| Collected data |

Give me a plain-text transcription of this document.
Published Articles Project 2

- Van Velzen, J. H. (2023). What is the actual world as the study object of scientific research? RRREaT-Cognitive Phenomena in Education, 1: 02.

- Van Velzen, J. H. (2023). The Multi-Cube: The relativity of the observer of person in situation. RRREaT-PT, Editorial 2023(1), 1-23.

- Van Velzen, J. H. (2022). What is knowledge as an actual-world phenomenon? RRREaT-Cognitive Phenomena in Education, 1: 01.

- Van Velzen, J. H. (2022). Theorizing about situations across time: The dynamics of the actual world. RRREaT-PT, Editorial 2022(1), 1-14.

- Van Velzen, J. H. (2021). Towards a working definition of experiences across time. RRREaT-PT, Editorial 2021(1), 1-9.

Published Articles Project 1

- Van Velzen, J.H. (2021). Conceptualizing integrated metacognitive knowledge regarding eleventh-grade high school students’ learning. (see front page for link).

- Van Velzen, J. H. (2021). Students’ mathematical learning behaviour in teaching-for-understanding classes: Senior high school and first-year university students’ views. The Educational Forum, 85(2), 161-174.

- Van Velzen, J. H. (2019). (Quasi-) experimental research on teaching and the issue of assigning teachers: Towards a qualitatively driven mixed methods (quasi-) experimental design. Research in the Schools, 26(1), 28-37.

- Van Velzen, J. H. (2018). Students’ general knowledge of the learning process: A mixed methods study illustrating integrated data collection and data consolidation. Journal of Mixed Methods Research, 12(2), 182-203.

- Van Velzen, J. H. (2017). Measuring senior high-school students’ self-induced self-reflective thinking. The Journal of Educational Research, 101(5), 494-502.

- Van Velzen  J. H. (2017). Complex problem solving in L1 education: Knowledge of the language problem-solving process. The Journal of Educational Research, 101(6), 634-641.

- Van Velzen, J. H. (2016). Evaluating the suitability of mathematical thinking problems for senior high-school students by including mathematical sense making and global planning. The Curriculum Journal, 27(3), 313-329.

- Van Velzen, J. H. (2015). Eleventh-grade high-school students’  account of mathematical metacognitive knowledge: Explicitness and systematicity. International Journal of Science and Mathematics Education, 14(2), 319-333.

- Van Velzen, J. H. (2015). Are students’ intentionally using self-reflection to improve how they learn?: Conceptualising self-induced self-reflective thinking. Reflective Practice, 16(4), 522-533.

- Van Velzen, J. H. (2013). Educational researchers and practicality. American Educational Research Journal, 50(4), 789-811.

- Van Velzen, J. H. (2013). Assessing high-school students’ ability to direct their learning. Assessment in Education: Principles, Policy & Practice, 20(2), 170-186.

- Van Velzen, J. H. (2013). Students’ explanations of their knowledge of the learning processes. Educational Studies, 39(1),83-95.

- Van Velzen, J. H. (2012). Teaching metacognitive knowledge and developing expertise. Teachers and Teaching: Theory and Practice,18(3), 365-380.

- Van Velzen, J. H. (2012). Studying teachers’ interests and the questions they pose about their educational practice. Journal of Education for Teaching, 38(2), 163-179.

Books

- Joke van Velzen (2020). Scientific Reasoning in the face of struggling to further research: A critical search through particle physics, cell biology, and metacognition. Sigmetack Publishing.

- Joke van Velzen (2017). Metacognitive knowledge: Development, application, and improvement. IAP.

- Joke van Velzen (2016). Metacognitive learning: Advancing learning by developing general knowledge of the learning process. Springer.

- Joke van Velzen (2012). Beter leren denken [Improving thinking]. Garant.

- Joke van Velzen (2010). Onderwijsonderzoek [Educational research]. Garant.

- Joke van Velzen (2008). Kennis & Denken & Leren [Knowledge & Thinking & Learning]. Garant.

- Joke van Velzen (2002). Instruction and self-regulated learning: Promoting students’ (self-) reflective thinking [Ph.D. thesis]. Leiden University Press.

| The request |
Write all of the records out again exactly.

| Reply to the task |
Give me a plain-text transcription of this document.
Published Articles Project 2

- Van Velzen, J. H. (2023). What is the actual world as the study object of scientific research? RRREaT-Cognitive Phenomena in Education, 1: 02.

- Van Velzen, J. H. (2023). The Multi-Cube: The relativity of the observer of person in situation. RRREaT-PT, Editorial 2023(1), 1-23.

- Van Velzen, J. H. (2022). What is knowledge as an actual-world phenomenon? RRREaT-Cognitive Phenomena in Education, 1: 01.

- Van Velzen, J. H. (2022). Theorizing about situations across time: The dynamics of the actual world. RRREaT-PT, Editorial 2022(1), 1-14.

- Van Velzen, J. H. (2021). Towards a working definition of experiences across time. RRREaT-PT, Editorial 2021(1), 1-9.

Published Articles Project 1

- Van Velzen, J.H. (2021). Conceptualizing integrated metacognitive knowledge regarding eleventh-grade high school students’ learning. (see front page for link).

- Van Velzen, J. H. (2021). Students’ mathematical learning behaviour in teaching-for-understanding classes: Senior high school and first-year university students’ views. The Educational Forum, 85(2), 161-174.

- Van Velzen, J. H. (2019). (Quasi-) experimental research on teaching and the issue of assigning teachers: Towards a qualitatively driven mixed methods (quasi-) experimental design. Research in the Schools, 26(1), 28-37.

- Van Velzen, J. H. (2018). Students’ general knowledge of the learning process: A mixed methods study illustrating integrated data collection and data consolidation. Journal of Mixed Methods Research, 12(2), 182-203.

- Van Velzen, J. H. (2017). Measuring senior high-school students’ self-induced self-reflective thinking. The Journal of Educational Research, 101(5), 494-502.

- Van Velzen  J. H. (2017). Complex problem solving in L1 education: Knowledge of the language problem-solving process. The Journal of Educational Research, 101(6), 634-641.

- Van Velzen, J. H. (2016). Evaluating the suitability of mathematical thinking problems for senior high-school students by including mathematical sense making and global planning. The Curriculum Journal, 27(3), 313-329.

- Van Velzen, J. H. (2015). Eleventh-grade high-school students’  account of mathematical metacognitive knowledge: Explicitness and systematicity. International Journal of Science and Mathematics Education, 14(2), 319-333.

- Van Velzen, J. H. (2015). Are students’ intentionally using self-reflection to improve how they learn?: Conceptualising self-induced self-reflective thinking. Reflective Practice, 16(4), 522-533.

- Van Velzen, J. H. (2013). Educational researchers and practicality. American Educational Research Journal, 50(4), 789-811.

- Van Velzen, J. H. (2013). Assessing high-school students’ ability to direct their learning. Assessment in Education: Principles, Policy & Practice, 20(2), 170-186.

- Van Velzen, J. H. (2013). Students’ explanations of their knowledge of the learning processes. Educational Studies, 39(1),83-95.

- Van Velzen, J. H. (2012). Teaching metacognitive knowledge and developing expertise. Teachers and Teaching: Theory and Practice,18(3), 365-380.

- Van Velzen, J. H. (2012). Studying teachers’ interests and the questions they pose about their educational practice. Journal of Education for Teaching, 38(2), 163-179.

Books

- Joke van Velzen (2020). Scientific Reasoning in the face of struggling to further research: A critical search through particle physics, cell biology, and metacognition. Sigmetack Publishing.

- Joke van Velzen (2017). Metacognitive knowledge: Development, application, and improvement. IAP.

- Joke van Velzen (2016). Metacognitive learning: Advancing learning by developing general knowledge of the learning process. Springer.

- Joke van Velzen (2012). Beter leren denken [Improving thinking]. Garant.

- Joke van Velzen (2010). Onderwijsonderzoek [Educational research]. Garant.

- Joke van Velzen (2008). Kennis & Denken & Leren [Knowledge & Thinking & Learning]. Garant.

- Joke van Velzen (2002). Instruction and self-regulated learning: Promoting students’ (self-) reflective thinking [Ph.D. thesis]. Leiden University Press.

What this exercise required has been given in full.